**EXERCISE TASK:** Copy the data word for word, keeping every line.

**INPUT FOR THIS TASK:**

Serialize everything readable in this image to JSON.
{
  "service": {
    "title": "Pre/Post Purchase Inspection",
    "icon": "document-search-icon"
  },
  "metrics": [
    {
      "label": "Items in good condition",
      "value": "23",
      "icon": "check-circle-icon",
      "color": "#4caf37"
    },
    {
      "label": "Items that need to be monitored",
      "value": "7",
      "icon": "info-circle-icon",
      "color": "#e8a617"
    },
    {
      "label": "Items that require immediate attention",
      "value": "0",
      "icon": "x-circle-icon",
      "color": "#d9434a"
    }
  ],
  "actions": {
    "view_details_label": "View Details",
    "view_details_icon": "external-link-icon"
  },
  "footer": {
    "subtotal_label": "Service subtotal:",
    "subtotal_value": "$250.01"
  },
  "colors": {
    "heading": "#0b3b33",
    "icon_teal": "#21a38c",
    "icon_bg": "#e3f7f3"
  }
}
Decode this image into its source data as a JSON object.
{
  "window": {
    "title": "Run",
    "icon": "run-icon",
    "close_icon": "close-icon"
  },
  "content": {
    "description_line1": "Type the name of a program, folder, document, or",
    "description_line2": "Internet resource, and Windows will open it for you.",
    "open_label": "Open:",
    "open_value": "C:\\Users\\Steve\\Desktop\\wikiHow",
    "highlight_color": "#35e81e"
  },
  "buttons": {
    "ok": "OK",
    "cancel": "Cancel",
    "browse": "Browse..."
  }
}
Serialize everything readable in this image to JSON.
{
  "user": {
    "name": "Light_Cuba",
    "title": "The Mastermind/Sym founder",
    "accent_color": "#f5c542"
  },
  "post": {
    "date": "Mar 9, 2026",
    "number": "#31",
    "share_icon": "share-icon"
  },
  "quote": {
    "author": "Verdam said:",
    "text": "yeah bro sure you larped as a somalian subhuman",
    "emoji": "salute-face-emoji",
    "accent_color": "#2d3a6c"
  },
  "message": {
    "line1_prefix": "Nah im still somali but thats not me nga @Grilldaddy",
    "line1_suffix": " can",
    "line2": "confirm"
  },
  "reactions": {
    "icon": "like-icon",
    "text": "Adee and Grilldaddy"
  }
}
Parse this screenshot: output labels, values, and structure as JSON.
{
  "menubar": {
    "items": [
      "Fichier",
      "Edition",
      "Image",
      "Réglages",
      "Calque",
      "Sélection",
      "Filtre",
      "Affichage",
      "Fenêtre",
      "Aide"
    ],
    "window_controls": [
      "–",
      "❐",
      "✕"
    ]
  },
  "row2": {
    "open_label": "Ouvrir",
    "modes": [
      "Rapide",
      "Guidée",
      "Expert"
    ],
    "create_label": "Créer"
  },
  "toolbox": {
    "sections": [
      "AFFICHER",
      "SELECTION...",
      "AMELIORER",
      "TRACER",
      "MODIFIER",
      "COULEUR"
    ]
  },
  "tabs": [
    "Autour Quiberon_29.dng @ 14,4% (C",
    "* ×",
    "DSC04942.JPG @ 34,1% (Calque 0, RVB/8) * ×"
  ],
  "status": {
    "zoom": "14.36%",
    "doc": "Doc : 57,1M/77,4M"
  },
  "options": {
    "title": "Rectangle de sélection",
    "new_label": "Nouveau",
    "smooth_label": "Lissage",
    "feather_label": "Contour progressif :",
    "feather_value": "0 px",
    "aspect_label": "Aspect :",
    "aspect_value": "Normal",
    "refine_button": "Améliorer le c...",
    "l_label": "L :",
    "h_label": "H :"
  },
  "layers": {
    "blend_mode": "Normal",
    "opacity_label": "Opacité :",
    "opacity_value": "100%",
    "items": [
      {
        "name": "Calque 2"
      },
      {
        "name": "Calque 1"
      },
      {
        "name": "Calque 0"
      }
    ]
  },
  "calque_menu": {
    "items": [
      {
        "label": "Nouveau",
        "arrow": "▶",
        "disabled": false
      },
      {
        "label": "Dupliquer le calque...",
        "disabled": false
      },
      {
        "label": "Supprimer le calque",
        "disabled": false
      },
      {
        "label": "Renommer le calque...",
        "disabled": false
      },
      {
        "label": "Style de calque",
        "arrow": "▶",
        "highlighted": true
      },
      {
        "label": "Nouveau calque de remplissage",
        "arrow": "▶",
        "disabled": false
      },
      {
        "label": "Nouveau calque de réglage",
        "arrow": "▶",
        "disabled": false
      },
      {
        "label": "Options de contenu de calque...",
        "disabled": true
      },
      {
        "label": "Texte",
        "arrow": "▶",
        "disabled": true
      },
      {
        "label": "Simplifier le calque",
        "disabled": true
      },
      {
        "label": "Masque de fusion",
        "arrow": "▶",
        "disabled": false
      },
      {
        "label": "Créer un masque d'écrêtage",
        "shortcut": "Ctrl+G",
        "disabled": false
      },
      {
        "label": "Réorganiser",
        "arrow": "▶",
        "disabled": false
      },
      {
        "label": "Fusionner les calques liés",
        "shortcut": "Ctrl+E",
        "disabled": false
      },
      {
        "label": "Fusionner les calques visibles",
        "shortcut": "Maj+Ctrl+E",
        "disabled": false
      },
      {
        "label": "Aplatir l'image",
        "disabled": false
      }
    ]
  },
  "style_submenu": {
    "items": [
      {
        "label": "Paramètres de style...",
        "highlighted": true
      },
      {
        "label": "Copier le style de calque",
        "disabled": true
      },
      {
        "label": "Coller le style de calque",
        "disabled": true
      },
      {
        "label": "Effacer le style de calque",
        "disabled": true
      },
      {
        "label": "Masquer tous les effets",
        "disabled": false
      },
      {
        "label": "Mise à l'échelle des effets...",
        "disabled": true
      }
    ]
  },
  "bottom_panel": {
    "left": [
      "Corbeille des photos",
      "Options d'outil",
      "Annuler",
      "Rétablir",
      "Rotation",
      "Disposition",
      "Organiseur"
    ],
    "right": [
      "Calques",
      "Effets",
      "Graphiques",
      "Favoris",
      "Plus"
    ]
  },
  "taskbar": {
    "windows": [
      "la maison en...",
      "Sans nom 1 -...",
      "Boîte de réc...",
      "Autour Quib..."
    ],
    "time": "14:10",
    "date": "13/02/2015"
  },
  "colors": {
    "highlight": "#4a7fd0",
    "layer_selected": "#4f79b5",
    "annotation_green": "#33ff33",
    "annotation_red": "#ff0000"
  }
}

**EXERCISE OUTPUT:**
Serialize everything readable in this image to JSON.
{
  "service": {
    "title": "Pre/Post Purchase Inspection",
    "icon": "document-search-icon"
  },
  "metrics": [
    {
      "label": "Items in good condition",
      "value": "23",
      "icon": "check-circle-icon",
      "color": "#4caf37"
    },
    {
      "label": "Items that need to be monitored",
      "value": "7",
      "icon": "info-circle-icon",
      "color": "#e8a617"
    },
    {
      "label": "Items that require immediate attention",
      "value": "0",
      "icon": "x-circle-icon",
      "color": "#d9434a"
    }
  ],
  "actions": {
    "view_details_label": "View Details",
    "view_details_icon": "external-link-icon"
  },
  "footer": {
    "subtotal_label": "Service subtotal:",
    "subtotal_value": "$250.01"
  },
  "colors": {
    "heading": "#0b3b33",
    "icon_teal": "#21a38c",
    "icon_bg": "#e3f7f3"
  }
}
Decode this image into its source data as a JSON object.
{
  "window": {
    "title": "Run",
    "icon": "run-icon",
    "close_icon": "close-icon"
  },
  "content": {
    "description_line1": "Type the name of a program, folder, document, or",
    "description_line2": "Internet resource, and Windows will open it for you.",
    "open_label": "Open:",
    "open_value": "C:\\Users\\Steve\\Desktop\\wikiHow",
    "highlight_color": "#35e81e"
  },
  "buttons": {
    "ok": "OK",
    "cancel": "Cancel",
    "browse": "Browse..."
  }
}
Serialize everything readable in this image to JSON.
{
  "user": {
    "name": "Light_Cuba",
    "title": "The Mastermind/Sym founder",
    "accent_color": "#f5c542"
  },
  "post": {
    "date": "Mar 9, 2026",
    "number": "#31",
    "share_icon": "share-icon"
  },
  "quote": {
    "author": "Verdam said:",
    "text": "yeah bro sure you larped as a somalian subhuman",
    "emoji": "salute-face-emoji",
    "accent_color": "#2d3a6c"
  },
  "message": {
    "line1_prefix": "Nah im still somali but thats not me nga @Grilldaddy",
    "line1_suffix": " can",
    "line2": "confirm"
  },
  "reactions": {
    "icon": "like-icon",
    "text": "Adee and Grilldaddy"
  }
}
Parse this screenshot: output labels, values, and structure as JSON.
{
  "menubar": {
    "items": [
      "Fichier",
      "Edition",
      "Image",
      "Réglages",
      "Calque",
      "Sélection",
      "Filtre",
      "Affichage",
      "Fenêtre",
      "Aide"
    ],
    "window_controls": [
      "–",
      "❐",
      "✕"
    ]
  },
  "row2": {
    "open_label": "Ouvrir",
    "modes": [
      "Rapide",
      "Guidée",
      "Expert"
    ],
    "create_label": "Créer"
  },
  "toolbox": {
    "sections": [
      "AFFICHER",
      "SELECTION...",
      "AMELIORER",
      "TRACER",
      "MODIFIER",
      "COULEUR"
    ]
  },
  "tabs": [
    "Autour Quiberon_29.dng @ 14,4% (C",
    "* ×",
    "DSC04942.JPG @ 34,1% (Calque 0, RVB/8) * ×"
  ],
  "status": {
    "zoom": "14.36%",
    "doc": "Doc : 57,1M/77,4M"
  },
  "options": {
    "title": "Rectangle de sélection",
    "new_label": "Nouveau",
    "smooth_label": "Lissage",
    "feather_label": "Contour progressif :",
    "feather_value": "0 px",
    "aspect_label": "Aspect :",
    "aspect_value": "Normal",
    "refine_button": "Améliorer le c...",
    "l_label": "L :",
    "h_label": "H :"
  },
  "layers": {
    "blend_mode": "Normal",
    "opacity_label": "Opacité :",
    "opacity_value": "100%",
    "items": [
      {
        "name": "Calque 2"
      },
      {
        "name": "Calque 1"
      },
      {
        "name": "Calque 0"
      }
    ]
  },
  "calque_menu": {
    "items": [
      {
        "label": "Nouveau",
        "arrow": "▶",
        "disabled": false
      },
      {
        "label": "Dupliquer le calque...",
        "disabled": false
      },
      {
        "label": "Supprimer le calque",
        "disabled": false
      },
      {
        "label": "Renommer le calque...",
        "disabled": false
      },
      {
        "label": "Style de calque",
        "arrow": "▶",
        "highlighted": true
      },
      {
        "label": "Nouveau calque de remplissage",
        "arrow": "▶",
        "disabled": false
      },
      {
        "label": "Nouveau calque de réglage",
        "arrow": "▶",
        "disabled": false
      },
      {
        "label": "Options de contenu de calque...",
        "disabled": true
      },
      {
        "label": "Texte",
        "arrow": "▶",
        "disabled": true
      },
      {
        "label": "Simplifier le calque",
        "disabled": true
      },
      {
        "label": "Masque de fusion",
        "arrow": "▶",
        "disabled": false
      },
      {
        "label": "Créer un masque d'écrêtage",
        "shortcut": "Ctrl+G",
        "disabled": false
      },
      {
        "label": "Réorganiser",
        "arrow": "▶",
        "disabled": false
      },
      {
        "label": "Fusionner les calques liés",
        "shortcut": "Ctrl+E",
        "disabled": false
      },
      {
        "label": "Fusionner les calques visibles",
        "shortcut": "Maj+Ctrl+E",
        "disabled": false
      },
      {
        "label": "Aplatir l'image",
        "disabled": false
      }
    ]
  },
  "style_submenu": {
    "items": [
      {
        "label": "Paramètres de style...",
        "highlighted": true
      },
      {
        "label": "Copier le style de calque",
        "disabled": true
      },
      {
        "label": "Coller le style de calque",
        "disabled": true
      },
      {
        "label": "Effacer le style de calque",
        "disabled": true
      },
      {
        "label": "Masquer tous les effets",
        "disabled": false
      },
      {
        "label": "Mise à l'échelle des effets...",
        "disabled": true
      }
    ]
  },
  "bottom_panel": {
    "left": [
      "Corbeille des photos",
      "Options d'outil",
      "Annuler",
      "Rétablir",
      "Rotation",
      "Disposition",
      "Organiseur"
    ],
    "right": [
      "Calques",
      "Effets",
      "Graphiques",
      "Favoris",
      "Plus"
    ]
  },
  "taskbar": {
    "windows": [
      "la maison en...",
      "Sans nom 1 -...",
      "Boîte de réc...",
      "Autour Quib..."
    ],
    "time": "14:10",
    "date": "13/02/2015"
  },
  "colors": {
    "highlight": "#4a7fd0",
    "layer_selected": "#4f79b5",
    "annotation_green": "#33ff33",
    "annotation_red": "#ff0000"
  }
}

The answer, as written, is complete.